- [SELECTED TEXT]:
Purdue and Nebraska Researchers Study Metal Powder Behavior for Space-Based 3D Printing

Shipping materials to orbit costs roughly $12,682 per kilogram on a Falcon 9, and that number sits at the center of a new peer-reviewed study arguing that powder-based additive manufacturing, fed by lunar regolith and recycled orbital debris, could rewrite how humanity builds things in space.

The review, titled "Powder characterization for in-space additive manufacturing" and published in npj Advanced Manufacturing, was authored by D. Scott Fernander, Rakeshkumar Karunakaran, Paul R. Mort, and Michael P. Sealy from Purdue University and the University of Nebraska–Lincoln. The team mapped what it would actually take to run powder-bed and powder-fed AM processes in environments no Earth-based printer has ever encountered: microgravity, hard vacuum, and lunar surface temperatures that swing from -250°C to 250°C.

- [MATERIAL PROVIDED]:
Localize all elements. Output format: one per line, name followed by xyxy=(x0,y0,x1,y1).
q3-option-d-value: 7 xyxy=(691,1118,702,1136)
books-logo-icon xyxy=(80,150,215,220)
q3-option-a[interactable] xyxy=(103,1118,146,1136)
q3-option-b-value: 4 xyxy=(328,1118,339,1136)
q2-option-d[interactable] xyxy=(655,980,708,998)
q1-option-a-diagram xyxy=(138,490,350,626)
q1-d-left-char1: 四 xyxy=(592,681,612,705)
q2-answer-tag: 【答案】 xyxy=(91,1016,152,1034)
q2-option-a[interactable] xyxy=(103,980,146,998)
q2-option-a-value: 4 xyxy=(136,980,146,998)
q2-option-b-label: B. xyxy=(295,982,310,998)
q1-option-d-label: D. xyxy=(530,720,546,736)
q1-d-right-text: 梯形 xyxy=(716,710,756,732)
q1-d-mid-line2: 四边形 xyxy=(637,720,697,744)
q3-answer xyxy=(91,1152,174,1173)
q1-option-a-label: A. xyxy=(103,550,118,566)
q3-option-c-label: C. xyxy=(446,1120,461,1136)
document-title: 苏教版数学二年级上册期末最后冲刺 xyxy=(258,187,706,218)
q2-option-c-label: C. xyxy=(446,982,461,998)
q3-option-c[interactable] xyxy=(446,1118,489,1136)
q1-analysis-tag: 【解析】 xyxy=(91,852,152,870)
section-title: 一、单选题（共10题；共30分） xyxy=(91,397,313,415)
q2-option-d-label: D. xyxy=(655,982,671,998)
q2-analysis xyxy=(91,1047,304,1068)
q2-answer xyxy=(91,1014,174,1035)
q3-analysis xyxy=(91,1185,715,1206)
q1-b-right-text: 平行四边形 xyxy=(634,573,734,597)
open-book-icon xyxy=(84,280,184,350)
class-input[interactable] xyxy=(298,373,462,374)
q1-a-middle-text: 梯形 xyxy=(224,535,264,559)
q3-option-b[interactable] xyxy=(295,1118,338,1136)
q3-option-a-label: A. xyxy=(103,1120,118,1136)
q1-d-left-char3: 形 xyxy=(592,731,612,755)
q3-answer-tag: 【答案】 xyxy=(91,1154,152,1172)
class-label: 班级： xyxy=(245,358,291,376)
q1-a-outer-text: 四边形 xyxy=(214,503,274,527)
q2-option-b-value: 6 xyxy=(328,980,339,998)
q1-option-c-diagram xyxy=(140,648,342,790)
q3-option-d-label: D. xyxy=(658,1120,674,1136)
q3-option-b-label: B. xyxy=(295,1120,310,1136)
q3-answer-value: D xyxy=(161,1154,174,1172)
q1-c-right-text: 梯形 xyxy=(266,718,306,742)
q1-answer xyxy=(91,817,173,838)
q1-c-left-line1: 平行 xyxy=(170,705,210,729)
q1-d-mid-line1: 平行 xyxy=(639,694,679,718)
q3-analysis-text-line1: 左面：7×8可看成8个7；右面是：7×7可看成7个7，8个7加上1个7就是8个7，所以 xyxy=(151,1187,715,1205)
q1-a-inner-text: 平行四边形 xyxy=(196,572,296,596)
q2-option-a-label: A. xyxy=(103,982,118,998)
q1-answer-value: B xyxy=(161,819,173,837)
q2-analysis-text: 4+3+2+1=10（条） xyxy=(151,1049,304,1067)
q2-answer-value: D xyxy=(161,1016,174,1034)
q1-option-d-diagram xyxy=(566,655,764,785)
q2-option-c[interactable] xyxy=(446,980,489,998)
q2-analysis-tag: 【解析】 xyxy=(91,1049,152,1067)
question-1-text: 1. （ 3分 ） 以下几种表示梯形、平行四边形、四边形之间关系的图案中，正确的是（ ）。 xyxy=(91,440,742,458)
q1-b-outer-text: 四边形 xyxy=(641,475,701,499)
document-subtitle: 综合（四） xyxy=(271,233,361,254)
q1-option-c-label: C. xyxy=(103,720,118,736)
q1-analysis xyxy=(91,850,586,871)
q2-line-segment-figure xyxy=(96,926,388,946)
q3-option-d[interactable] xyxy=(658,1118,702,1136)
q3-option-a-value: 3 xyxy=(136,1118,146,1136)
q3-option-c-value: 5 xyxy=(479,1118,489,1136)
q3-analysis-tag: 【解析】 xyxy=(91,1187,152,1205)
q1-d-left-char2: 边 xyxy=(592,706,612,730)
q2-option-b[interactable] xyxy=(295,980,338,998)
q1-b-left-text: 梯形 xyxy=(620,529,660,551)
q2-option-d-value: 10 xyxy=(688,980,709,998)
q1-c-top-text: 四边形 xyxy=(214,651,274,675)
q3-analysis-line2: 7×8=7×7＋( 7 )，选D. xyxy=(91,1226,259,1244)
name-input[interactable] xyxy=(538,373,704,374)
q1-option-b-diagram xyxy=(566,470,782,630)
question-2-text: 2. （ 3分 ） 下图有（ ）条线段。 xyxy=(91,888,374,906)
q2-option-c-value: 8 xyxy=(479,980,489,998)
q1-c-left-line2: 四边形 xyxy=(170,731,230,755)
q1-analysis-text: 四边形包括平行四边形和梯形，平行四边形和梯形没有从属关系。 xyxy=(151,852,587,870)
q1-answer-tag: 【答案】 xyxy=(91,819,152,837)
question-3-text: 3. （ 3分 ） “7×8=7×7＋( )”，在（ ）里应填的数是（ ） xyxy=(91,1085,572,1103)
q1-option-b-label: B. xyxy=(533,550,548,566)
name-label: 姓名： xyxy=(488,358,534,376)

- [PARTS OF THE EXERCISE]:
a) According to the article on space-based 3D printing, roughly how much does it cost to ship one kilogram of material to orbit on a Falcon 9?
b) Return the passage of the space-based 3D printing article from "Shipping materials to" to "things in space.", copied word for word.
c) Extend the article on metal powder behavior for space-based 3D printing, picking up after its final sentence.

- [ANSWERS TO THE EXERCISES]:
a) About $12,682 per kilogram.

b)
Shipping materials to orbit costs roughly $12,682 per kilogram on a Falcon 9, and that number sits at the center of a new peer-reviewed study arguing that powder-based additive manufacturing, fed by lunar regolith and recycled orbital debris, could rewrite how humanity builds things in space.

c)
The feedstock problem is where the study gets granular. Lunar regolith checks some encouraging boxes: 90% of its particles fall below 1,000 micrometers, putting it within a workable size range for powder-based processes. But the particles are jagged and irregular, shaped over billions of years by meteorite impacts in an atmosphere-free environment. That morphology complicates the two properties any SLS or binder-jetting operator knows matter most: flowability and packing density. The spherical, carefully atomized powders that run smoothly through Earth-based systems have no analogue on the lunar surface.

Recycled orbital debris was identified alongside regolith as the other primary feedstock candidate, though the two present very different processing challenges. The study also noted that Martian regolith carries its own distinct hazards: toxic perchlorate compounds and hydrated minerals that could compromise both manufacturing safety and the structural integrity of finished parts.

On the question of how to actually produce usable powder in space, the team evaluated multiple methods and landed on electrolysis as the most viable option. The rationale is practical: electrolysis runs on electricity, which solar panels can supply, and it does not depend on gravity to function. That combination makes it uniquely suited to the orbital and lunar environment in a way that conventional atomization methods are not.

Characterizing powder behavior in microgravity presents its own layer of difficulty. Standard lab techniques assume gravity-driven particle settling and flow behavior that simply does not apply off-Earth. The researchers pointed to dynamic image analysis and electrical sensing zone measurement as the most promising approaches for getting reliable feedstock data under microgravity conditions.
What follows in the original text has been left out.